What you are asked to do: Without the pictures, output the records below word for word.

Stored rows:
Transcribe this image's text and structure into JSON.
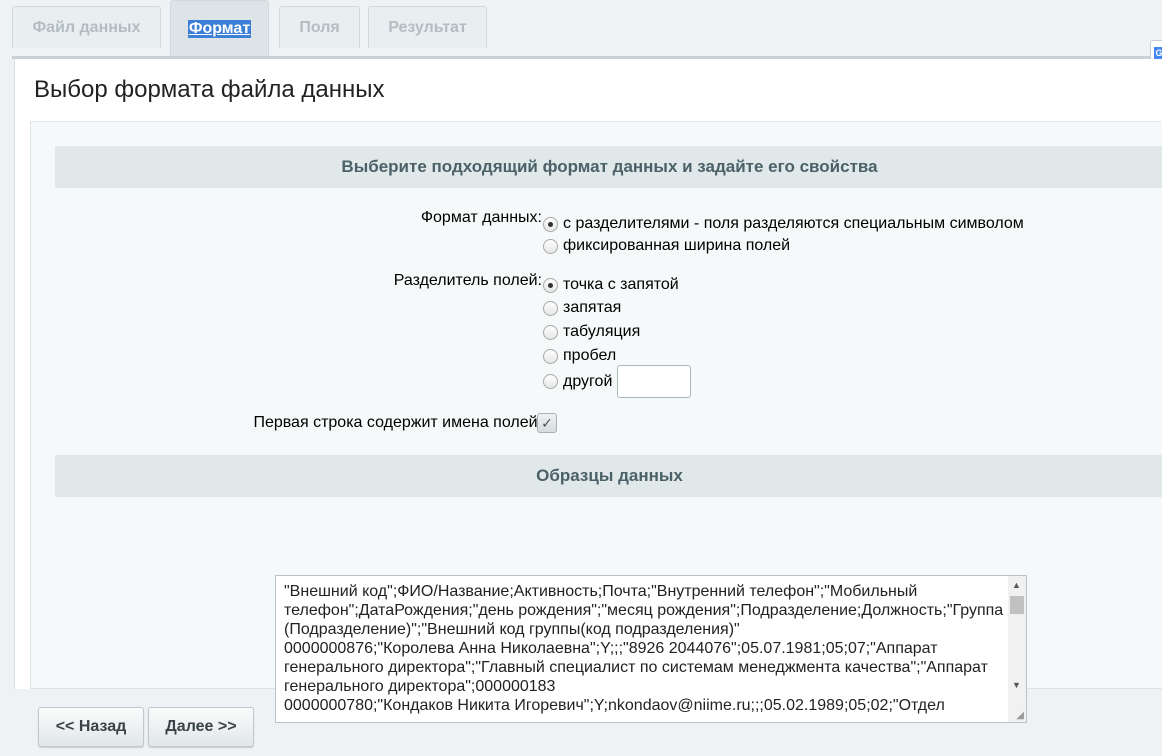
{
  "tabs": [
    {
      "label": "Файл данных",
      "active": false
    },
    {
      "label": "Формат",
      "active": true
    },
    {
      "label": "Поля",
      "active": false
    },
    {
      "label": "Результат",
      "active": false
    }
  ],
  "page": {
    "title": "Выбор формата файла данных"
  },
  "format_section": {
    "header": "Выберите подходящий формат данных и задайте его свойства",
    "format_label": "Формат данных:",
    "format_options": [
      {
        "label": "с разделителями - поля разделяются специальным символом",
        "checked": true
      },
      {
        "label": "фиксированная ширина полей",
        "checked": false
      }
    ],
    "separator_label": "Разделитель полей:",
    "separator_options": [
      {
        "label": "точка с запятой",
        "checked": true
      },
      {
        "label": "запятая",
        "checked": false
      },
      {
        "label": "табуляция",
        "checked": false
      },
      {
        "label": "пробел",
        "checked": false
      },
      {
        "label": "другой",
        "checked": false
      }
    ],
    "other_value": "",
    "first_row_label": "Первая строка содержит имена полей:",
    "first_row_checked": true
  },
  "samples_section": {
    "header": "Образцы данных",
    "text": "\"Внешний код\";ФИО/Название;Активность;Почта;\"Внутренний телефон\";\"Мобильный телефон\";ДатаРождения;\"день рождения\";\"месяц рождения\";Подразделение;Должность;\"Группа (Подразделение)\";\"Внешний код группы(код подразделения)\"\n0000000876;\"Королева Анна Николаевна\";Y;;;\"8926 2044076\";05.07.1981;05;07;\"Аппарат генерального директора\";\"Главный специалист по системам менеджмента качества\";\"Аппарат генерального директора\";000000183\n0000000780;\"Кондаков Никита Игоревич\";Y;nkondaov@niime.ru;;;05.02.1989;05;02;\"Отдел"
  },
  "buttons": {
    "back": "<< Назад",
    "next": "Далее >>"
  },
  "icons": {
    "translate": "G"
  }
}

Answer below:
Transcribe this image's text and structure into JSON.
{
  "tabs": [
    {
      "label": "Файл данных",
      "active": false
    },
    {
      "label": "Формат",
      "active": true
    },
    {
      "label": "Поля",
      "active": false
    },
    {
      "label": "Результат",
      "active": false
    }
  ],
  "page": {
    "title": "Выбор формата файла данных"
  },
  "format_section": {
    "header": "Выберите подходящий формат данных и задайте его свойства",
    "format_label": "Формат данных:",
    "format_options": [
      {
        "label": "с разделителями - поля разделяются специальным символом",
        "checked": true
      },
      {
        "label": "фиксированная ширина полей",
        "checked": false
      }
    ],
    "separator_label": "Разделитель полей:",
    "separator_options": [
      {
        "label": "точка с запятой",
        "checked": true
      },
      {
        "label": "запятая",
        "checked": false
      },
      {
        "label": "табуляция",
        "checked": false
      },
      {
        "label": "пробел",
        "checked": false
      },
      {
        "label": "другой",
        "checked": false
      }
    ],
    "other_value": "",
    "first_row_label": "Первая строка содержит имена полей:",
    "first_row_checked": true
  },
  "samples_section": {
    "header": "Образцы данных",
    "text": "\"Внешний код\";ФИО/Название;Активность;Почта;\"Внутренний телефон\";\"Мобильный телефон\";ДатаРождения;\"день рождения\";\"месяц рождения\";Подразделение;Должность;\"Группа (Подразделение)\";\"Внешний код группы(код подразделения)\"\n0000000876;\"Королева Анна Николаевна\";Y;;;\"8926 2044076\";05.07.1981;05;07;\"Аппарат генерального директора\";\"Главный специалист по системам менеджмента качества\";\"Аппарат генерального директора\";000000183\n0000000780;\"Кондаков Никита Игоревич\";Y;nkondaov@niime.ru;;;05.02.1989;05;02;\"Отдел"
  },
  "buttons": {
    "back": "<< Назад",
    "next": "Далее >>"
  },
  "icons": {
    "translate": "G"
  }
}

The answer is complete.